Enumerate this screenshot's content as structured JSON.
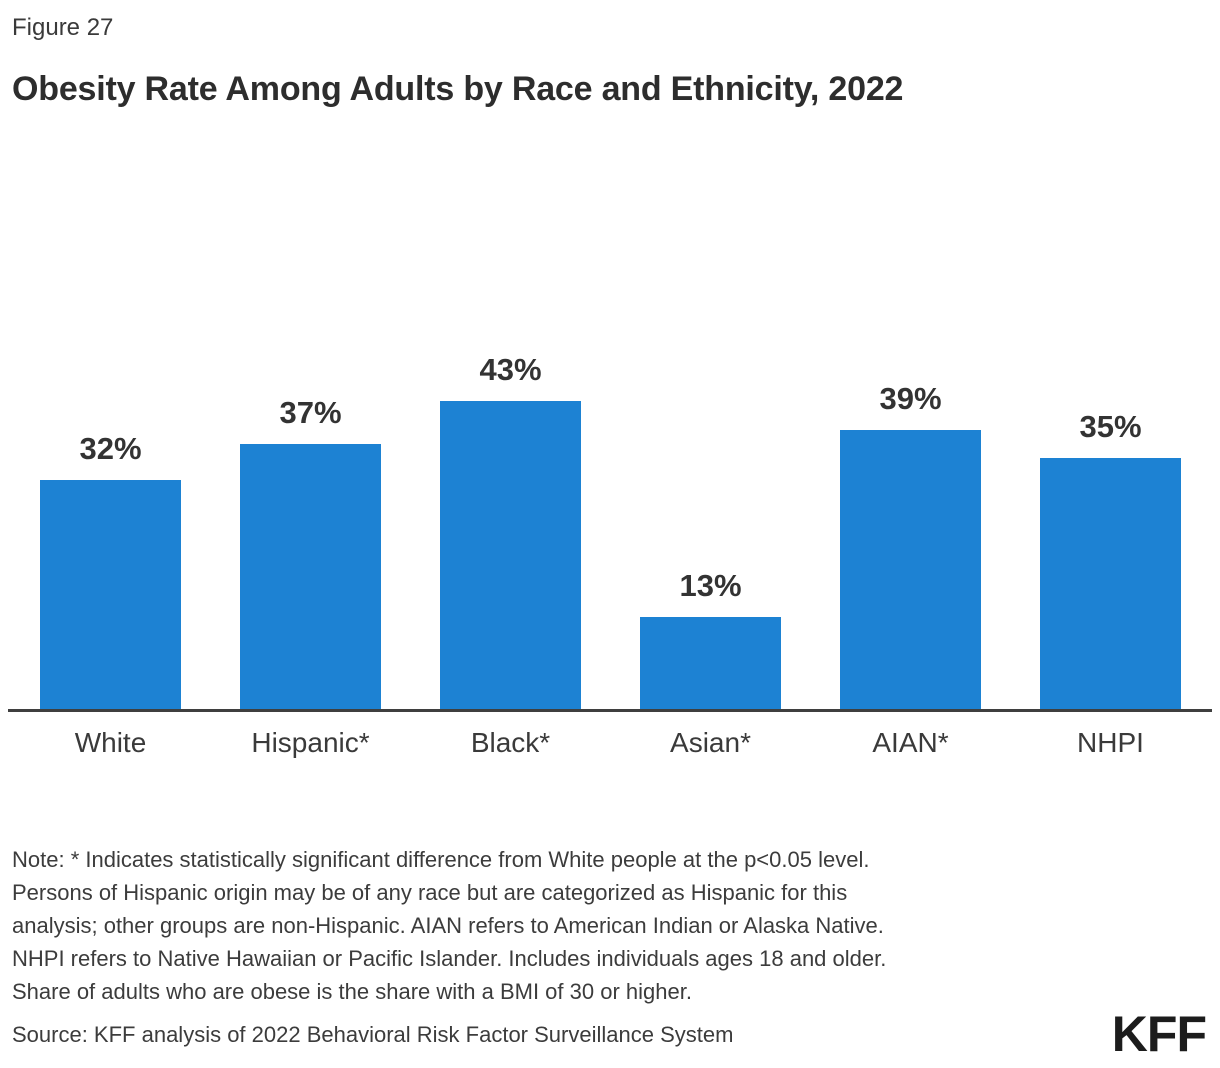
{
  "figure_label": "Figure 27",
  "title": "Obesity Rate Among Adults by Race and Ethnicity, 2022",
  "chart_data": {
    "type": "bar",
    "categories": [
      "White",
      "Hispanic*",
      "Black*",
      "Asian*",
      "AIAN*",
      "NHPI"
    ],
    "values": [
      32,
      37,
      43,
      13,
      39,
      35
    ],
    "value_labels": [
      "32%",
      "37%",
      "43%",
      "13%",
      "39%",
      "35%"
    ],
    "title": "Obesity Rate Among Adults by Race and Ethnicity, 2022",
    "xlabel": "",
    "ylabel": "",
    "ylim": [
      0,
      50
    ],
    "grid": false,
    "legend": "none",
    "bar_color": "#1d82d3",
    "axis_line_color": "#3f3f3f"
  },
  "note": "Note: * Indicates statistically significant difference from White people at the p<0.05 level.\nPersons of Hispanic origin may be of any race but are categorized as Hispanic for this\nanalysis; other groups are non-Hispanic. AIAN refers to American Indian or Alaska Native.\nNHPI refers to Native Hawaiian or Pacific Islander. Includes individuals ages 18 and older.\nShare of adults who are obese is the share with a BMI of 30 or higher.",
  "source": "Source: KFF analysis of 2022 Behavioral Risk Factor Surveillance System",
  "logo_text": "KFF"
}
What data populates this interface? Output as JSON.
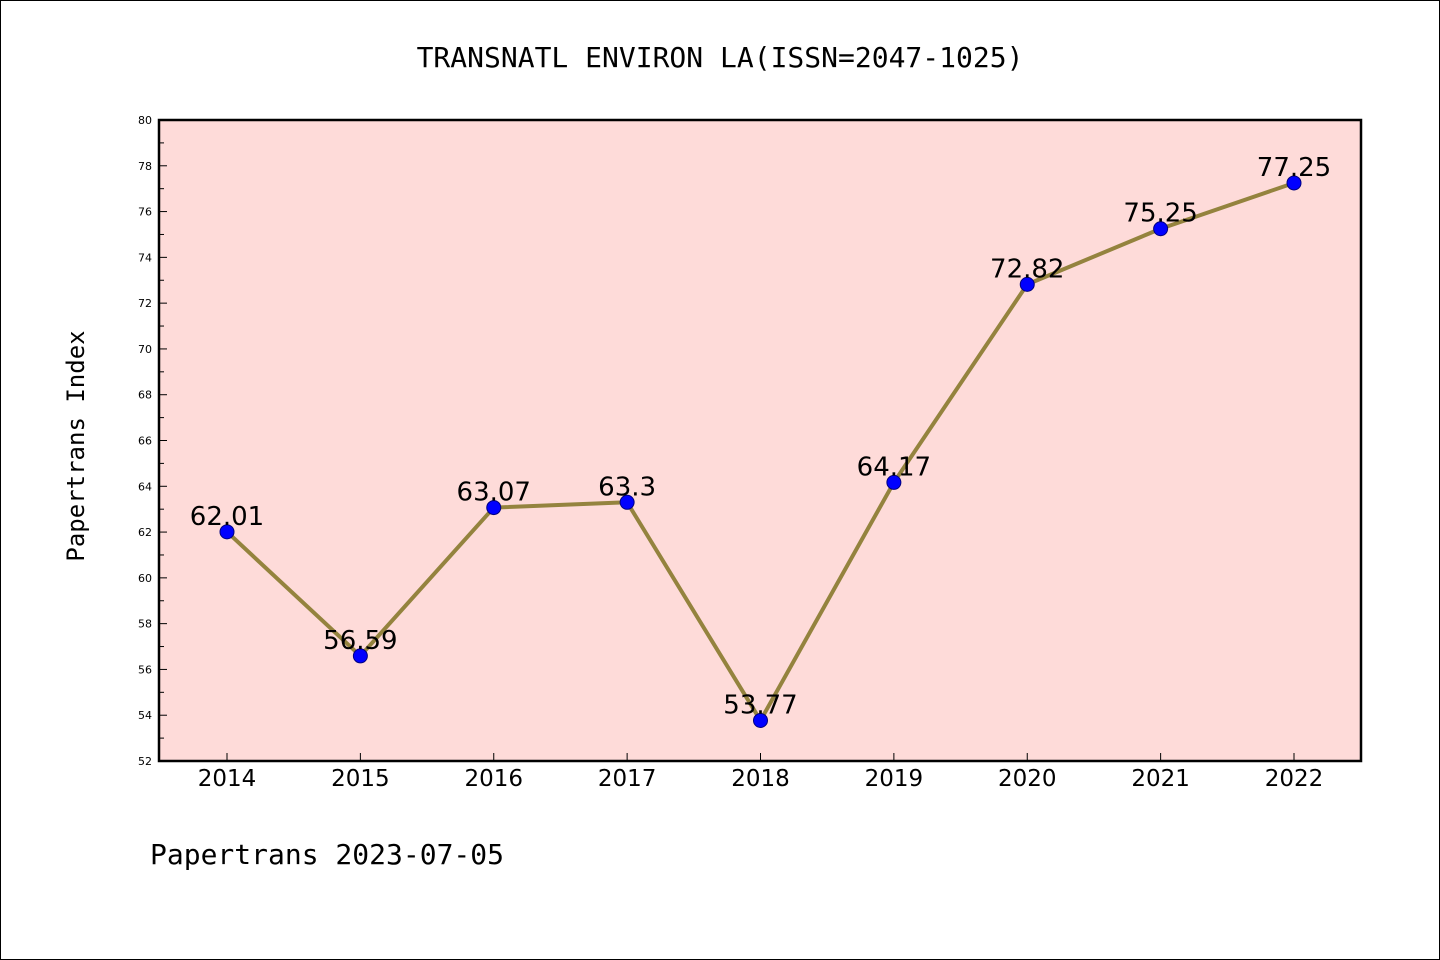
{
  "chart_data": {
    "type": "line",
    "title": "TRANSNATL ENVIRON LA(ISSN=2047-1025)",
    "xlabel": "",
    "ylabel": "Papertrans Index",
    "footer": "Papertrans 2023-07-05",
    "categories": [
      "2014",
      "2015",
      "2016",
      "2017",
      "2018",
      "2019",
      "2020",
      "2021",
      "2022"
    ],
    "series": [
      {
        "values": [
          62.01,
          56.59,
          63.07,
          63.3,
          53.77,
          64.17,
          72.82,
          75.25,
          77.25
        ],
        "labels": [
          "62.01",
          "56.59",
          "63.07",
          "63.3",
          "53.77",
          "64.17",
          "72.82",
          "75.25",
          "77.25"
        ]
      }
    ],
    "ylim": [
      52,
      80
    ],
    "ytick_values": [
      52,
      54,
      56,
      58,
      60,
      62,
      64,
      66,
      68,
      70,
      72,
      74,
      76,
      78,
      80
    ],
    "ytick_labels": [
      "52",
      "54",
      "56",
      "58",
      "60",
      "62",
      "64",
      "66",
      "68",
      "70",
      "72",
      "74",
      "76",
      "78",
      "80"
    ],
    "grid": false,
    "legend": "none",
    "colors": {
      "plot_background": "#fedbd9",
      "line": "#94833e",
      "marker_fill": "#0000ff",
      "marker_edge": "#000080",
      "axis": "#000000"
    }
  }
}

(Exercise task): In the entries above, how many lines contain the word "Among"? Answer with the number only.

(Output): 2